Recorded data
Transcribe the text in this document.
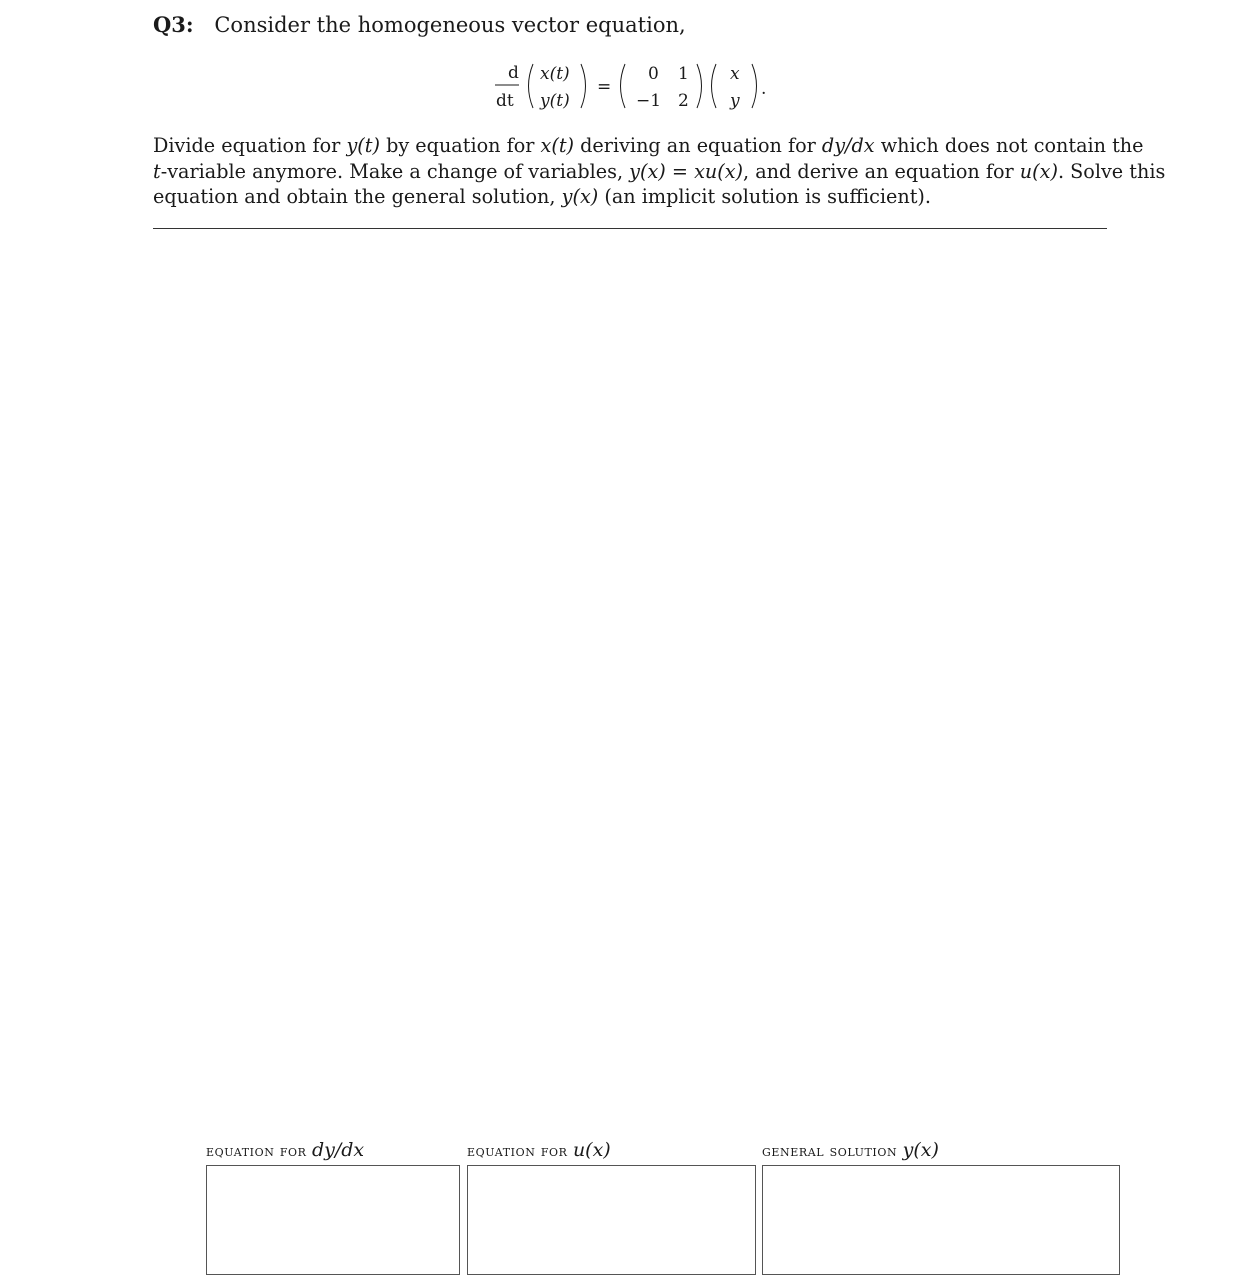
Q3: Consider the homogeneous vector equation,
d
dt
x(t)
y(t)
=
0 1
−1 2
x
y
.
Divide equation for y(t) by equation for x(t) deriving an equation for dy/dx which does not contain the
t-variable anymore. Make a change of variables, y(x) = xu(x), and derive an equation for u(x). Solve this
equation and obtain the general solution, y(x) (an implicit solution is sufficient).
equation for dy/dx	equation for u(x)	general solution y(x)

* _Instructions to follow_
Output an exact copy of the material, with the pictures removed.

* _Final answer_
Transcribe the text in this document.
Q3: Consider the homogeneous vector equation,
d
dt
x(t)
y(t)
=
0 1
−1 2
x
y
.
Divide equation for y(t) by equation for x(t) deriving an equation for dy/dx which does not contain the
t-variable anymore. Make a change of variables, y(x) = xu(x), and derive an equation for u(x). Solve this
equation and obtain the general solution, y(x) (an implicit solution is sufficient).
equation for dy/dx	equation for u(x)	general solution y(x)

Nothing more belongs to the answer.